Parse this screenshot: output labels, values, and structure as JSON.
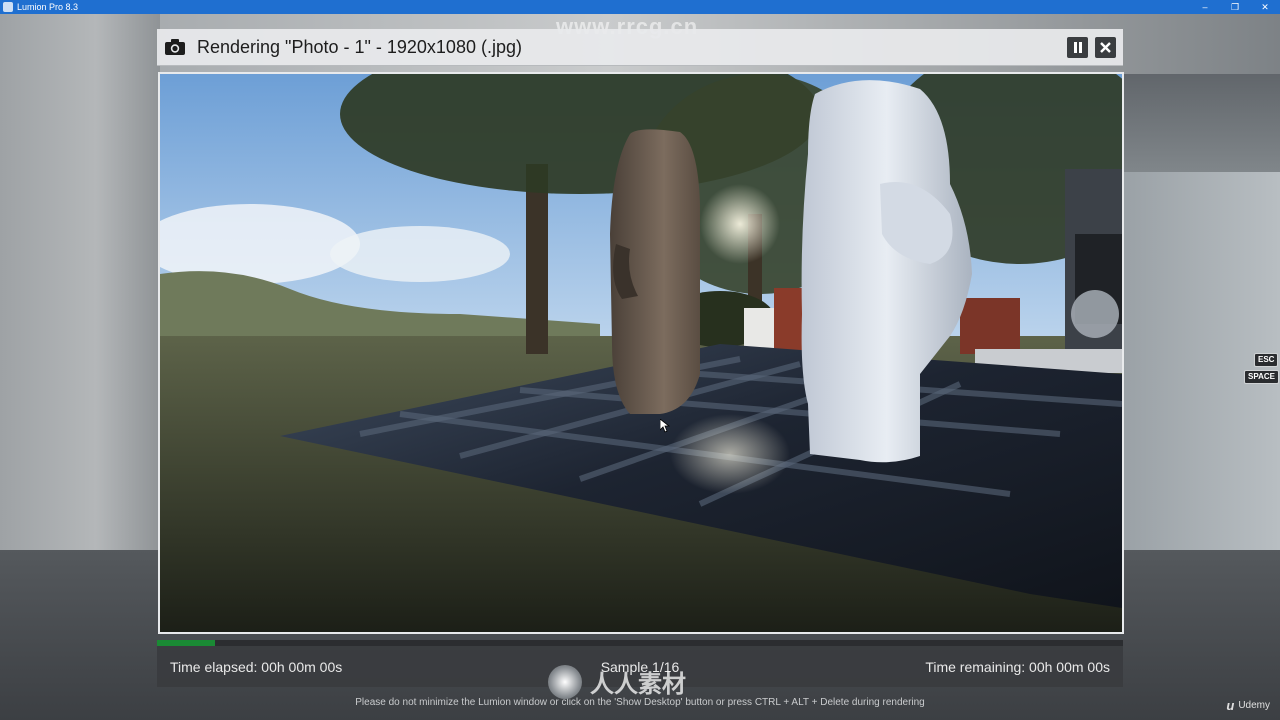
{
  "window": {
    "title": "Lumion Pro 8.3",
    "controls": [
      "minimize",
      "restore",
      "close"
    ]
  },
  "render_dialog": {
    "title": "Rendering \"Photo - 1\" - 1920x1080 (.jpg)",
    "header_icon": "camera-icon",
    "pause_icon": "pause-icon",
    "close_icon": "close-icon",
    "progress_fraction": 0.06,
    "progress_color": "#1a8a34",
    "status": {
      "elapsed": "Time elapsed: 00h 00m 00s",
      "sample": "Sample 1/16",
      "remaining": "Time remaining: 00h 00m 00s"
    },
    "notice": "Please do not minimize the Lumion window or click on the 'Show Desktop' button or press CTRL + ALT + Delete during rendering"
  },
  "key_hints": {
    "esc": "ESC",
    "space": "SPACE"
  },
  "branding": {
    "udemy_label": "Udemy",
    "watermark_url": "www.rrcg.cn",
    "watermark_logo_text": "人人素材"
  },
  "colors": {
    "titlebar": "#1f6fd0",
    "status_bar": "#3a3c3f"
  }
}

★ ★ ★ ★ ★ ★ ★

STATED PROBLEM:
Every record above should come back exactly, but without its pictures.

ANSWER TO THE EXERCISE:
Parse this screenshot: output labels, values, and structure as JSON.
{
  "window": {
    "title": "Lumion Pro 8.3",
    "controls": [
      "minimize",
      "restore",
      "close"
    ]
  },
  "render_dialog": {
    "title": "Rendering \"Photo - 1\" - 1920x1080 (.jpg)",
    "header_icon": "camera-icon",
    "pause_icon": "pause-icon",
    "close_icon": "close-icon",
    "progress_fraction": 0.06,
    "progress_color": "#1a8a34",
    "status": {
      "elapsed": "Time elapsed: 00h 00m 00s",
      "sample": "Sample 1/16",
      "remaining": "Time remaining: 00h 00m 00s"
    },
    "notice": "Please do not minimize the Lumion window or click on the 'Show Desktop' button or press CTRL + ALT + Delete during rendering"
  },
  "key_hints": {
    "esc": "ESC",
    "space": "SPACE"
  },
  "branding": {
    "udemy_label": "Udemy",
    "watermark_url": "www.rrcg.cn",
    "watermark_logo_text": "人人素材"
  },
  "colors": {
    "titlebar": "#1f6fd0",
    "status_bar": "#3a3c3f"
  }
}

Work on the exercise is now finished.